**Written instruction**
Answer with a single number: the count of lines that hold "this".

**Raw data**
>> Start

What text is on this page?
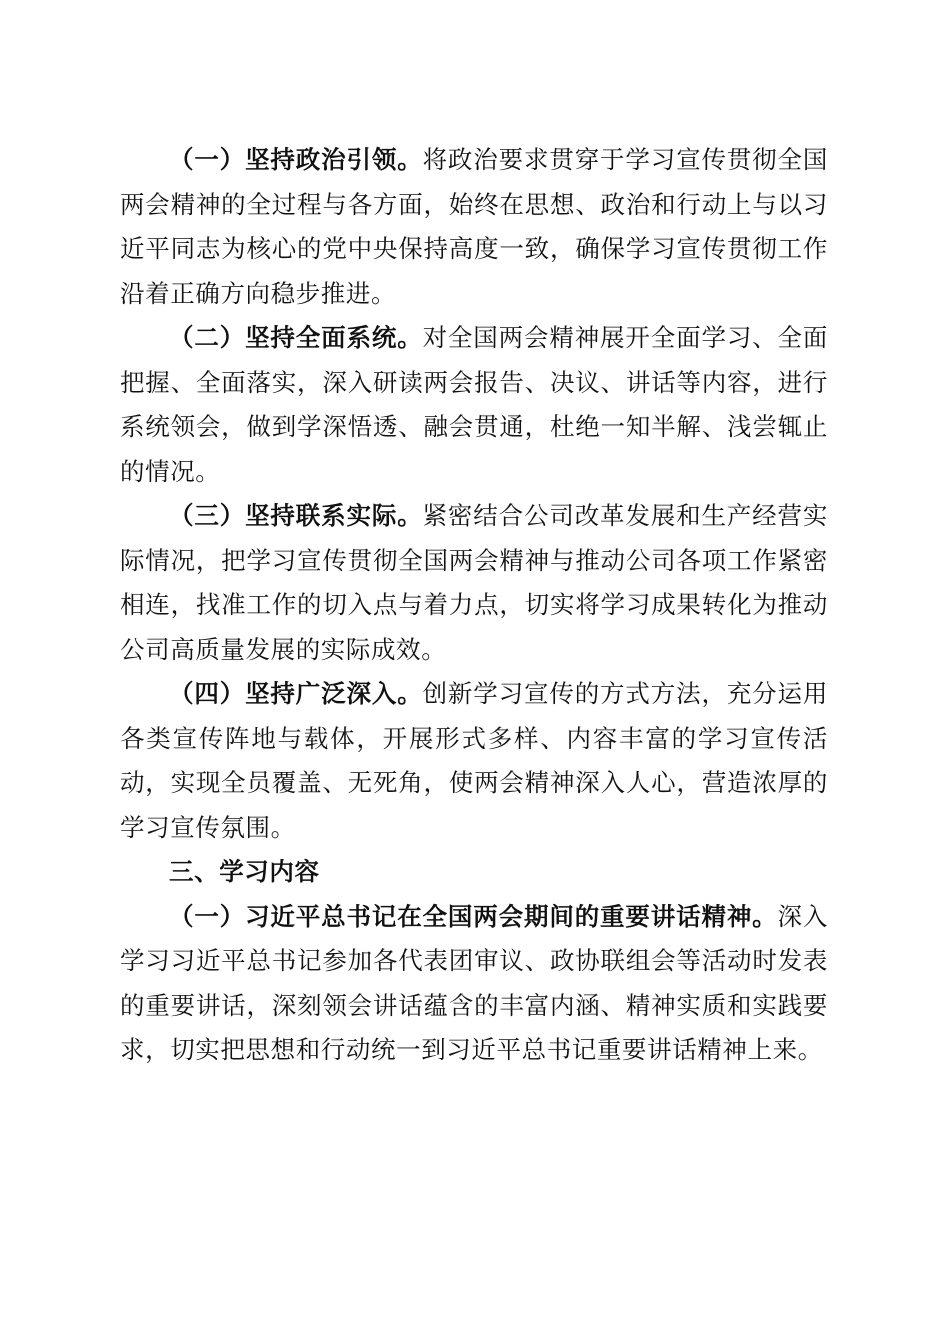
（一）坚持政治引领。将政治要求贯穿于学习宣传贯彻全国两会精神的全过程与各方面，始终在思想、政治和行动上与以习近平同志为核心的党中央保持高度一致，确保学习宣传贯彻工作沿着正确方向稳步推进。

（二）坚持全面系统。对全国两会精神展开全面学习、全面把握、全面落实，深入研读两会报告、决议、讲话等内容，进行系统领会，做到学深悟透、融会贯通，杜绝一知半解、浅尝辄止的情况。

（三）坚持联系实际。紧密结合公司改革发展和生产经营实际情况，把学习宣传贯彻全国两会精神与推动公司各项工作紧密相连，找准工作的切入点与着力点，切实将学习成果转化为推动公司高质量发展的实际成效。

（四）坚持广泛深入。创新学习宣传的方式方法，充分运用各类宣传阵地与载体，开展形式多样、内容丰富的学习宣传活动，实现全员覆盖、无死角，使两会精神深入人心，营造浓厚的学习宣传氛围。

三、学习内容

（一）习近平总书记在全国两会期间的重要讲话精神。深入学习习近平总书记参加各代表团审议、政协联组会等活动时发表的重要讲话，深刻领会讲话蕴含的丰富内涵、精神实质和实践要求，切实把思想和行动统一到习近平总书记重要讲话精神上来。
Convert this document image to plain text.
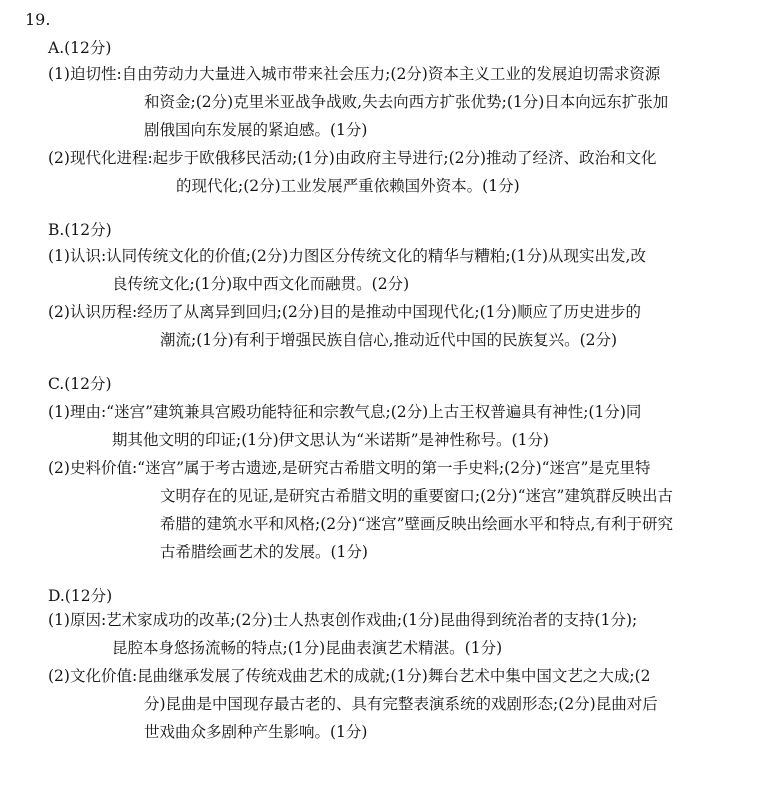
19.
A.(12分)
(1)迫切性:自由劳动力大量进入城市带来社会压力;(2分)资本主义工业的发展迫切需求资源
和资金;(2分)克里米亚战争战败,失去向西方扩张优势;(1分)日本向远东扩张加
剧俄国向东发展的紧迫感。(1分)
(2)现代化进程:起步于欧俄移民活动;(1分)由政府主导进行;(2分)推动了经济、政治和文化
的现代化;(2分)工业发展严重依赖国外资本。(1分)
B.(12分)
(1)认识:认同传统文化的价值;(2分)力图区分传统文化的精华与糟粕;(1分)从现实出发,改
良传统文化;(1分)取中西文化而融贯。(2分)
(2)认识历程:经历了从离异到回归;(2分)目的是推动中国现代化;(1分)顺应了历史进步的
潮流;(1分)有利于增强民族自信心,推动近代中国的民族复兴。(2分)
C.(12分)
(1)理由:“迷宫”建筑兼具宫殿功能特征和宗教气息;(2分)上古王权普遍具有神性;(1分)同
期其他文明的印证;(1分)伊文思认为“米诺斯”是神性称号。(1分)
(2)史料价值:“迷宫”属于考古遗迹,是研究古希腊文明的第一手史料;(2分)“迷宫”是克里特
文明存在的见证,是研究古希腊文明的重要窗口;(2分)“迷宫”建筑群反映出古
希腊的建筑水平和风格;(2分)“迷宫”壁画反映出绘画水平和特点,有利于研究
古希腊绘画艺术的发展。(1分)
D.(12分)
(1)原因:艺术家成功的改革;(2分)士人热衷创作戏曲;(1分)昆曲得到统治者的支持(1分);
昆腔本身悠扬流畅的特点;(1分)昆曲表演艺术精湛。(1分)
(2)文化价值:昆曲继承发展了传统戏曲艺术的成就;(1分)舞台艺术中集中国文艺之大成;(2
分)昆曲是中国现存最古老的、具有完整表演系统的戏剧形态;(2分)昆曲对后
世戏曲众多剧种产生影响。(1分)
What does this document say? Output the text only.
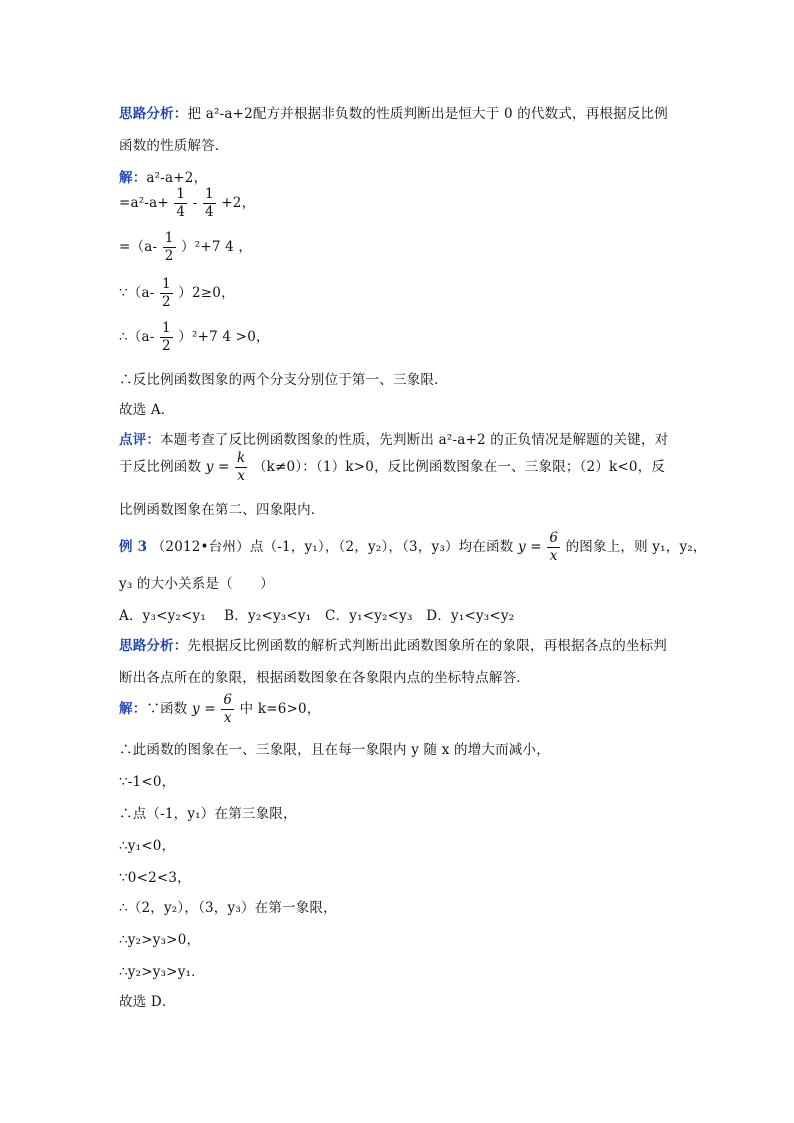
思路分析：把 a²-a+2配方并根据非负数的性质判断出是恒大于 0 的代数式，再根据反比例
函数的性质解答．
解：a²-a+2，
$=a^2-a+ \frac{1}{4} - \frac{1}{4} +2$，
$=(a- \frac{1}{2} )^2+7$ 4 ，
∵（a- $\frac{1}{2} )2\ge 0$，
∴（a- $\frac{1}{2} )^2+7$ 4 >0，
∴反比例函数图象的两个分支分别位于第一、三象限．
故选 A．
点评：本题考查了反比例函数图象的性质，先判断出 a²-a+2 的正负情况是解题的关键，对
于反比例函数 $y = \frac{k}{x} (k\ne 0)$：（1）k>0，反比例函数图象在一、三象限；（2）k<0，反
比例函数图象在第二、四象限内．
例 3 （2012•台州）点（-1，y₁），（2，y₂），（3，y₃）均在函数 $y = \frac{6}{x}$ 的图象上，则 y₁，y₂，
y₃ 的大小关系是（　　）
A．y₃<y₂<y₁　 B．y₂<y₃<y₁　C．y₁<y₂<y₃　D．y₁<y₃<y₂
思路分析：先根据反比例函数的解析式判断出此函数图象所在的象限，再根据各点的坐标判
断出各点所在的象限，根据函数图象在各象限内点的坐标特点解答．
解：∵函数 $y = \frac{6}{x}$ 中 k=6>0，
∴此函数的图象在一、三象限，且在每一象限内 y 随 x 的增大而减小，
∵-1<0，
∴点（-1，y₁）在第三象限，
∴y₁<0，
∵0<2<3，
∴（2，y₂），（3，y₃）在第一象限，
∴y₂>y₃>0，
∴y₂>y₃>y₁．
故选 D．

>> End

**Worked solution**
3